(Data entries)
-- -- --

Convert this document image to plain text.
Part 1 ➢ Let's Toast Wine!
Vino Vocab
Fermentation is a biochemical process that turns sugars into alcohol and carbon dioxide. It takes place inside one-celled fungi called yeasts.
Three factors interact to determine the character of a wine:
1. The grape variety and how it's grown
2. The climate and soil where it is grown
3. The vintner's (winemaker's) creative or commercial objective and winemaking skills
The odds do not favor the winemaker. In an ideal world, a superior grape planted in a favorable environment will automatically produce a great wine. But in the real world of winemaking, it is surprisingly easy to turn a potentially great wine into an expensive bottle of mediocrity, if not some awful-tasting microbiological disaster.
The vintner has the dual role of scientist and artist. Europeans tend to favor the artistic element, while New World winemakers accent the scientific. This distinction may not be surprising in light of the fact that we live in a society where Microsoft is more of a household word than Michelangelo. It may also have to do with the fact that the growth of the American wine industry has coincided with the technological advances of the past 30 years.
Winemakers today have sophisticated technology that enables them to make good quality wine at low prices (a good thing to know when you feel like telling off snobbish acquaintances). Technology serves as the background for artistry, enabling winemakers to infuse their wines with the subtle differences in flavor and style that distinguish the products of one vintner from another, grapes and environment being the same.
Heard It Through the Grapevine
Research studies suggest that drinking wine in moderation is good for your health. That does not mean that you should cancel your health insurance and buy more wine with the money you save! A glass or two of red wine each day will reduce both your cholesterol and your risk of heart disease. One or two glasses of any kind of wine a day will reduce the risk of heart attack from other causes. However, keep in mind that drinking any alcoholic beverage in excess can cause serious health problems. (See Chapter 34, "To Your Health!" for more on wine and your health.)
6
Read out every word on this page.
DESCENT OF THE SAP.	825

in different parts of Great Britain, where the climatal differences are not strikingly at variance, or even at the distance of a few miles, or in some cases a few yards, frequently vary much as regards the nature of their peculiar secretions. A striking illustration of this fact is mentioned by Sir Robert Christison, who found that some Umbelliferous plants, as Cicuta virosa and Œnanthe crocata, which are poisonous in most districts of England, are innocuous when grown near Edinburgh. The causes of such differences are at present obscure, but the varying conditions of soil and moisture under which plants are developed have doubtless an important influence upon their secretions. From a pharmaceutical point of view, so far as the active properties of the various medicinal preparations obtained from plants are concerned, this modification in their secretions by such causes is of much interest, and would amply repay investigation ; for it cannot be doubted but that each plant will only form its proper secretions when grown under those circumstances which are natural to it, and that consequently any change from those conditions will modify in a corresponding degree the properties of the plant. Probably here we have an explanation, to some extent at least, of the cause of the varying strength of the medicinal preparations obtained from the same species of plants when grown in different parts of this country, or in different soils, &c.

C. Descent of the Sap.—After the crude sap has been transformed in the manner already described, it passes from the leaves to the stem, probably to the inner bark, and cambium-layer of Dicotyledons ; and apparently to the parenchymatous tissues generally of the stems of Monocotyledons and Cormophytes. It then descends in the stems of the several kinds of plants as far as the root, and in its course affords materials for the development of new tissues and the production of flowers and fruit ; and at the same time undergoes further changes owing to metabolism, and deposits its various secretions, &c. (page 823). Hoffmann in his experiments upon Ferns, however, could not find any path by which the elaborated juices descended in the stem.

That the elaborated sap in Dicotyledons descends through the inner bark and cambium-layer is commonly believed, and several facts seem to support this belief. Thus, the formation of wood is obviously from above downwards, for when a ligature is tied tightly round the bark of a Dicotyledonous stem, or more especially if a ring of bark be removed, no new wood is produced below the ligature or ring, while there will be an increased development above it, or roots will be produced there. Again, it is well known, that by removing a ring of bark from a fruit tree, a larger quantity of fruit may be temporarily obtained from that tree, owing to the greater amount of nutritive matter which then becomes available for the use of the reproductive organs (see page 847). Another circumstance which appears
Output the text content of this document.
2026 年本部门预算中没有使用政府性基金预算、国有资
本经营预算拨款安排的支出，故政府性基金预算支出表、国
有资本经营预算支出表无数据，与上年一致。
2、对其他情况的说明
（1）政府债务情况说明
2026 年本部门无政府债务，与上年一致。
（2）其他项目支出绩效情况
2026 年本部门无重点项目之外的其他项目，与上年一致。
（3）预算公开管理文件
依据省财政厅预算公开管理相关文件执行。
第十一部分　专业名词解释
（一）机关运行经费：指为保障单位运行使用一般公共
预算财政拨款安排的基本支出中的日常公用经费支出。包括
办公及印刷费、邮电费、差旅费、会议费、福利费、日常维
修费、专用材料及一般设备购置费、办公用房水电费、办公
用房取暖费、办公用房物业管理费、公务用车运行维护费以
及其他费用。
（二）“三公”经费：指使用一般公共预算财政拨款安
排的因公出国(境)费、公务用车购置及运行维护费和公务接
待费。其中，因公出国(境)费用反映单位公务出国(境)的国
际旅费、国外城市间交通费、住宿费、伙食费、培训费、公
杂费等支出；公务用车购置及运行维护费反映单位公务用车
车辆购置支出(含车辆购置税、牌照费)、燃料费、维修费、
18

-- -- --

DIRECTIONS: Reproduce all of the material above word for word.

EXPECTED ANSWER:
Convert this document image to plain text.
Part 1 ➢ Let's Toast Wine!
Vino Vocab
Fermentation is a biochemical process that turns sugars into alcohol and carbon dioxide. It takes place inside one-celled fungi called yeasts.
Three factors interact to determine the character of a wine:
1. The grape variety and how it's grown
2. The climate and soil where it is grown
3. The vintner's (winemaker's) creative or commercial objective and winemaking skills
The odds do not favor the winemaker. In an ideal world, a superior grape planted in a favorable environment will automatically produce a great wine. But in the real world of winemaking, it is surprisingly easy to turn a potentially great wine into an expensive bottle of mediocrity, if not some awful-tasting microbiological disaster.
The vintner has the dual role of scientist and artist. Europeans tend to favor the artistic element, while New World winemakers accent the scientific. This distinction may not be surprising in light of the fact that we live in a society where Microsoft is more of a household word than Michelangelo. It may also have to do with the fact that the growth of the American wine industry has coincided with the technological advances of the past 30 years.
Winemakers today have sophisticated technology that enables them to make good quality wine at low prices (a good thing to know when you feel like telling off snobbish acquaintances). Technology serves as the background for artistry, enabling winemakers to infuse their wines with the subtle differences in flavor and style that distinguish the products of one vintner from another, grapes and environment being the same.
Heard It Through the Grapevine
Research studies suggest that drinking wine in moderation is good for your health. That does not mean that you should cancel your health insurance and buy more wine with the money you save! A glass or two of red wine each day will reduce both your cholesterol and your risk of heart disease. One or two glasses of any kind of wine a day will reduce the risk of heart attack from other causes. However, keep in mind that drinking any alcoholic beverage in excess can cause serious health problems. (See Chapter 34, "To Your Health!" for more on wine and your health.)
6
Read out every word on this page.
DESCENT OF THE SAP.	825

in different parts of Great Britain, where the climatal differences are not strikingly at variance, or even at the distance of a few miles, or in some cases a few yards, frequently vary much as regards the nature of their peculiar secretions. A striking illustration of this fact is mentioned by Sir Robert Christison, who found that some Umbelliferous plants, as Cicuta virosa and Œnanthe crocata, which are poisonous in most districts of England, are innocuous when grown near Edinburgh. The causes of such differences are at present obscure, but the varying conditions of soil and moisture under which plants are developed have doubtless an important influence upon their secretions. From a pharmaceutical point of view, so far as the active properties of the various medicinal preparations obtained from plants are concerned, this modification in their secretions by such causes is of much interest, and would amply repay investigation ; for it cannot be doubted but that each plant will only form its proper secretions when grown under those circumstances which are natural to it, and that consequently any change from those conditions will modify in a corresponding degree the properties of the plant. Probably here we have an explanation, to some extent at least, of the cause of the varying strength of the medicinal preparations obtained from the same species of plants when grown in different parts of this country, or in different soils, &c.

C. Descent of the Sap.—After the crude sap has been transformed in the manner already described, it passes from the leaves to the stem, probably to the inner bark, and cambium-layer of Dicotyledons ; and apparently to the parenchymatous tissues generally of the stems of Monocotyledons and Cormophytes. It then descends in the stems of the several kinds of plants as far as the root, and in its course affords materials for the development of new tissues and the production of flowers and fruit ; and at the same time undergoes further changes owing to metabolism, and deposits its various secretions, &c. (page 823). Hoffmann in his experiments upon Ferns, however, could not find any path by which the elaborated juices descended in the stem.

That the elaborated sap in Dicotyledons descends through the inner bark and cambium-layer is commonly believed, and several facts seem to support this belief. Thus, the formation of wood is obviously from above downwards, for when a ligature is tied tightly round the bark of a Dicotyledonous stem, or more especially if a ring of bark be removed, no new wood is produced below the ligature or ring, while there will be an increased development above it, or roots will be produced there. Again, it is well known, that by removing a ring of bark from a fruit tree, a larger quantity of fruit may be temporarily obtained from that tree, owing to the greater amount of nutritive matter which then becomes available for the use of the reproductive organs (see page 847). Another circumstance which appears
Output the text content of this document.
2026 年本部门预算中没有使用政府性基金预算、国有资
本经营预算拨款安排的支出，故政府性基金预算支出表、国
有资本经营预算支出表无数据，与上年一致。
2、对其他情况的说明
（1）政府债务情况说明
2026 年本部门无政府债务，与上年一致。
（2）其他项目支出绩效情况
2026 年本部门无重点项目之外的其他项目，与上年一致。
（3）预算公开管理文件
依据省财政厅预算公开管理相关文件执行。
第十一部分　专业名词解释
（一）机关运行经费：指为保障单位运行使用一般公共
预算财政拨款安排的基本支出中的日常公用经费支出。包括
办公及印刷费、邮电费、差旅费、会议费、福利费、日常维
修费、专用材料及一般设备购置费、办公用房水电费、办公
用房取暖费、办公用房物业管理费、公务用车运行维护费以
及其他费用。
（二）“三公”经费：指使用一般公共预算财政拨款安
排的因公出国(境)费、公务用车购置及运行维护费和公务接
待费。其中，因公出国(境)费用反映单位公务出国(境)的国
际旅费、国外城市间交通费、住宿费、伙食费、培训费、公
杂费等支出；公务用车购置及运行维护费反映单位公务用车
车辆购置支出(含车辆购置税、牌照费)、燃料费、维修费、
18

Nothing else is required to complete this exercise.